(Lines of data)
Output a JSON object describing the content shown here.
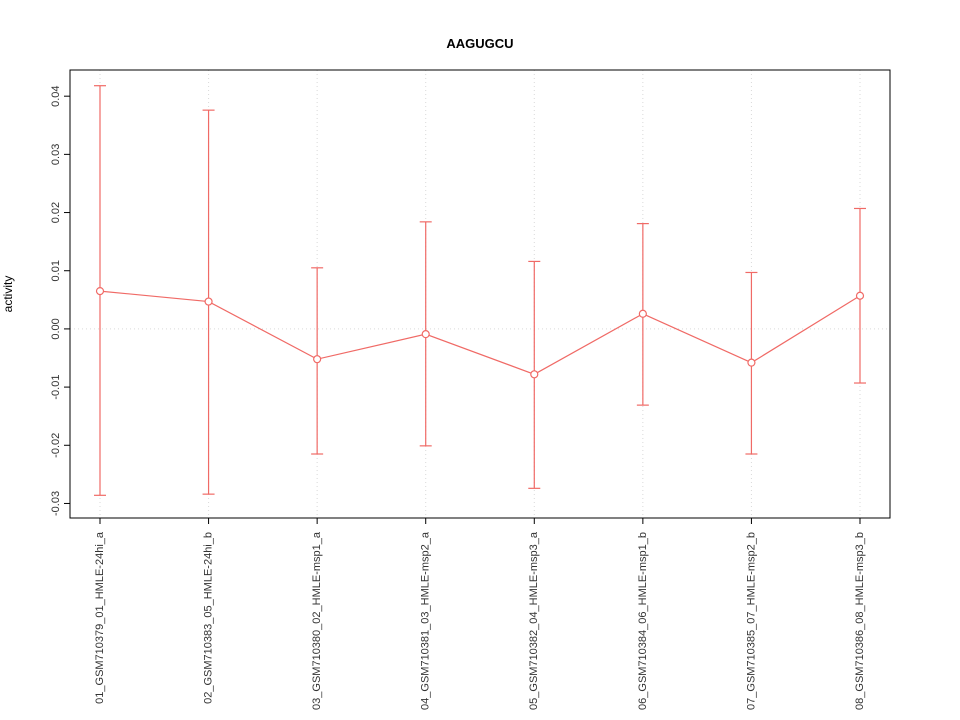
{
  "chart_data": {
    "type": "line",
    "title": "AAGUGCU",
    "ylabel": "activity",
    "xlabel": "",
    "categories": [
      "01_GSM710379_01_HMLE-24hi_a",
      "02_GSM710383_05_HMLE-24hi_b",
      "03_GSM710380_02_HMLE-msp1_a",
      "04_GSM710381_03_HMLE-msp2_a",
      "05_GSM710382_04_HMLE-msp3_a",
      "06_GSM710384_06_HMLE-msp1_b",
      "07_GSM710385_07_HMLE-msp2_b",
      "08_GSM710386_08_HMLE-msp3_b"
    ],
    "series": [
      {
        "name": "mean",
        "values": [
          0.0065,
          0.0047,
          -0.0052,
          -0.0009,
          -0.0078,
          0.0026,
          -0.0058,
          0.0057
        ]
      },
      {
        "name": "upper",
        "values": [
          0.0418,
          0.0376,
          0.0105,
          0.0184,
          0.0116,
          0.0181,
          0.0097,
          0.0207
        ]
      },
      {
        "name": "lower",
        "values": [
          -0.0286,
          -0.0284,
          -0.0215,
          -0.0201,
          -0.0274,
          -0.0131,
          -0.0215,
          -0.0093
        ]
      }
    ],
    "yticks": [
      -0.03,
      -0.02,
      -0.01,
      0.0,
      0.01,
      0.02,
      0.03,
      0.04
    ],
    "ylim": [
      -0.0325,
      0.0445
    ],
    "grid": true,
    "zero_line": 0,
    "legend_position": "none",
    "colors": {
      "line": "#f06a66",
      "grid": "#d9d9d9",
      "axis": "#000000",
      "tick_text": "#333333"
    }
  }
}
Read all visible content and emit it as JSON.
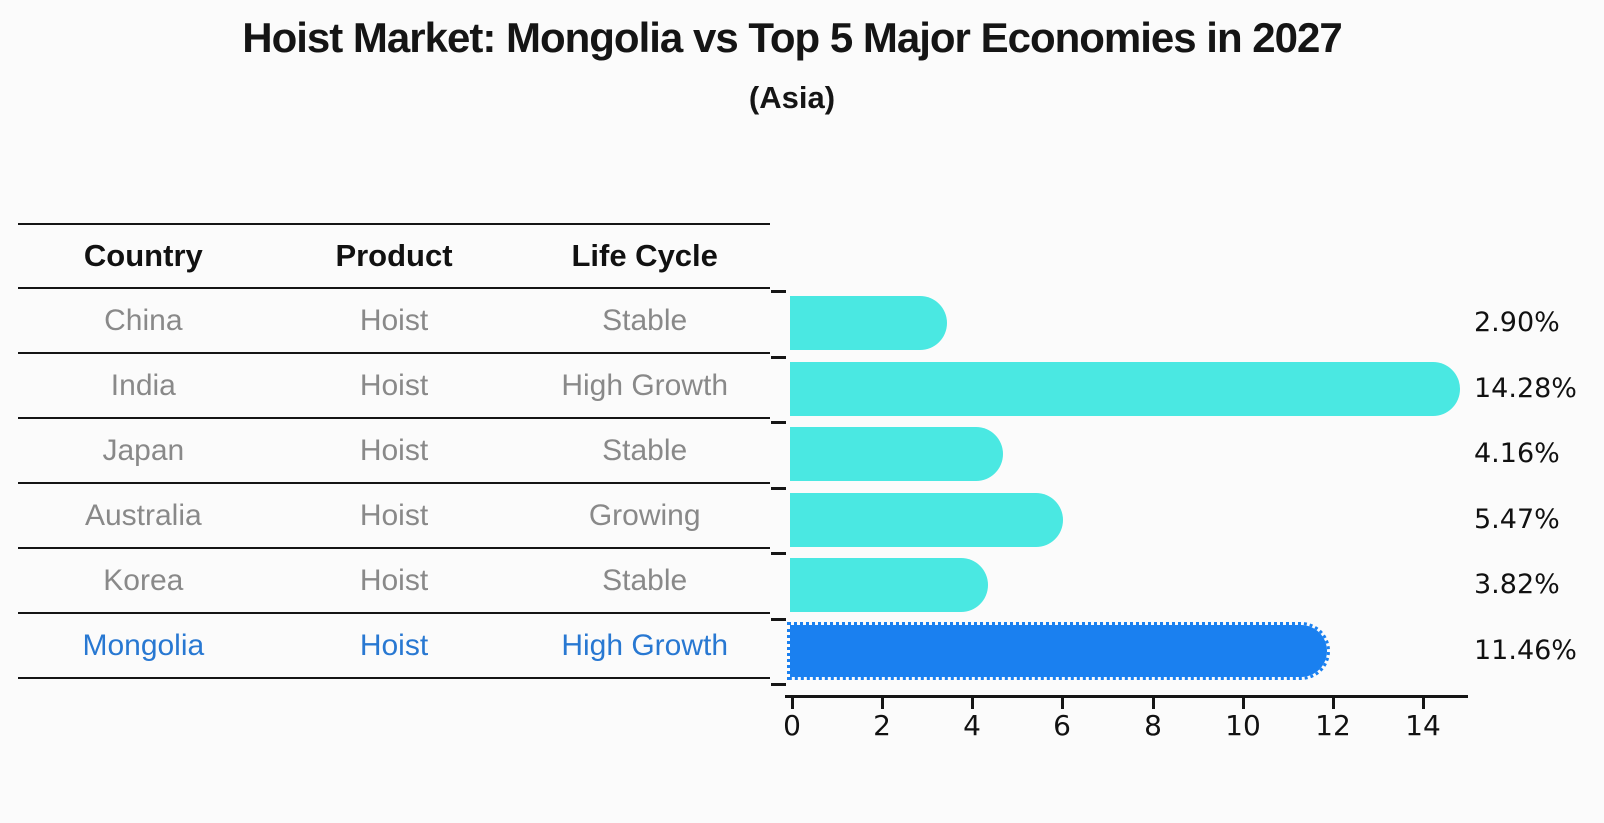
{
  "title": "Hoist Market: Mongolia vs Top 5 Major Economies in 2027",
  "subtitle": "(Asia)",
  "colors": {
    "bar_default": "#4AE8E2",
    "bar_highlight": "#1A80F0",
    "row_text": "#898989",
    "highlight_text": "#2878D2",
    "axis": "#151515",
    "background": "#FBFBFB"
  },
  "table": {
    "headers": [
      "Country",
      "Product",
      "Life Cycle"
    ],
    "rows": [
      {
        "country": "China",
        "product": "Hoist",
        "life_cycle": "Stable",
        "highlight": false
      },
      {
        "country": "India",
        "product": "Hoist",
        "life_cycle": "High Growth",
        "highlight": false
      },
      {
        "country": "Japan",
        "product": "Hoist",
        "life_cycle": "Stable",
        "highlight": false
      },
      {
        "country": "Australia",
        "product": "Hoist",
        "life_cycle": "Growing",
        "highlight": false
      },
      {
        "country": "Korea",
        "product": "Hoist",
        "life_cycle": "Stable",
        "highlight": false
      },
      {
        "country": "Mongolia",
        "product": "Hoist",
        "life_cycle": "High Growth",
        "highlight": true
      }
    ]
  },
  "chart_data": {
    "type": "bar",
    "orientation": "horizontal",
    "title": "Hoist Market: Mongolia vs Top 5 Major Economies in 2027",
    "subtitle": "(Asia)",
    "categories": [
      "China",
      "India",
      "Japan",
      "Australia",
      "Korea",
      "Mongolia"
    ],
    "values": [
      2.9,
      14.28,
      4.16,
      5.47,
      3.82,
      11.46
    ],
    "value_labels": [
      "2.90%",
      "14.28%",
      "4.16%",
      "5.47%",
      "3.82%",
      "11.46%"
    ],
    "highlight_index": 5,
    "bar_color_default": "#4AE8E2",
    "bar_color_highlight": "#1A80F0",
    "xlabel": "",
    "ylabel": "",
    "x_ticks": [
      0,
      2,
      4,
      6,
      8,
      10,
      12,
      14
    ],
    "xlim": [
      0,
      15
    ],
    "grid": false,
    "legend": "none"
  }
}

» To do: Without the pictures, reproduce every line of the records above exactly.

» Exercise answer:
Output a JSON object describing the content shown here.
{
  "chart_data": {
    "type": "line",
    "title": "AAGUGCU",
    "ylabel": "activity",
    "xlabel": "",
    "categories": [
      "01_GSM710379_01_HMLE-24hi_a",
      "02_GSM710383_05_HMLE-24hi_b",
      "03_GSM710380_02_HMLE-msp1_a",
      "04_GSM710381_03_HMLE-msp2_a",
      "05_GSM710382_04_HMLE-msp3_a",
      "06_GSM710384_06_HMLE-msp1_b",
      "07_GSM710385_07_HMLE-msp2_b",
      "08_GSM710386_08_HMLE-msp3_b"
    ],
    "series": [
      {
        "name": "mean",
        "values": [
          0.0065,
          0.0047,
          -0.0052,
          -0.0009,
          -0.0078,
          0.0026,
          -0.0058,
          0.0057
        ]
      },
      {
        "name": "upper",
        "values": [
          0.0418,
          0.0376,
          0.0105,
          0.0184,
          0.0116,
          0.0181,
          0.0097,
          0.0207
        ]
      },
      {
        "name": "lower",
        "values": [
          -0.0286,
          -0.0284,
          -0.0215,
          -0.0201,
          -0.0274,
          -0.0131,
          -0.0215,
          -0.0093
        ]
      }
    ],
    "yticks": [
      -0.03,
      -0.02,
      -0.01,
      0.0,
      0.01,
      0.02,
      0.03,
      0.04
    ],
    "ylim": [
      -0.0325,
      0.0445
    ],
    "grid": true,
    "zero_line": 0,
    "legend_position": "none",
    "colors": {
      "line": "#f06a66",
      "grid": "#d9d9d9",
      "axis": "#000000",
      "tick_text": "#333333"
    }
  }
}
Read all visible content and emit it as JSON.
{
  "title": "Hoist Market: Mongolia vs Top 5 Major Economies in 2027",
  "subtitle": "(Asia)",
  "colors": {
    "bar_default": "#4AE8E2",
    "bar_highlight": "#1A80F0",
    "row_text": "#898989",
    "highlight_text": "#2878D2",
    "axis": "#151515",
    "background": "#FBFBFB"
  },
  "table": {
    "headers": [
      "Country",
      "Product",
      "Life Cycle"
    ],
    "rows": [
      {
        "country": "China",
        "product": "Hoist",
        "life_cycle": "Stable",
        "highlight": false
      },
      {
        "country": "India",
        "product": "Hoist",
        "life_cycle": "High Growth",
        "highlight": false
      },
      {
        "country": "Japan",
        "product": "Hoist",
        "life_cycle": "Stable",
        "highlight": false
      },
      {
        "country": "Australia",
        "product": "Hoist",
        "life_cycle": "Growing",
        "highlight": false
      },
      {
        "country": "Korea",
        "product": "Hoist",
        "life_cycle": "Stable",
        "highlight": false
      },
      {
        "country": "Mongolia",
        "product": "Hoist",
        "life_cycle": "High Growth",
        "highlight": true
      }
    ]
  },
  "chart_data": {
    "type": "bar",
    "orientation": "horizontal",
    "title": "Hoist Market: Mongolia vs Top 5 Major Economies in 2027",
    "subtitle": "(Asia)",
    "categories": [
      "China",
      "India",
      "Japan",
      "Australia",
      "Korea",
      "Mongolia"
    ],
    "values": [
      2.9,
      14.28,
      4.16,
      5.47,
      3.82,
      11.46
    ],
    "value_labels": [
      "2.90%",
      "14.28%",
      "4.16%",
      "5.47%",
      "3.82%",
      "11.46%"
    ],
    "highlight_index": 5,
    "bar_color_default": "#4AE8E2",
    "bar_color_highlight": "#1A80F0",
    "xlabel": "",
    "ylabel": "",
    "x_ticks": [
      0,
      2,
      4,
      6,
      8,
      10,
      12,
      14
    ],
    "xlim": [
      0,
      15
    ],
    "grid": false,
    "legend": "none"
  }
}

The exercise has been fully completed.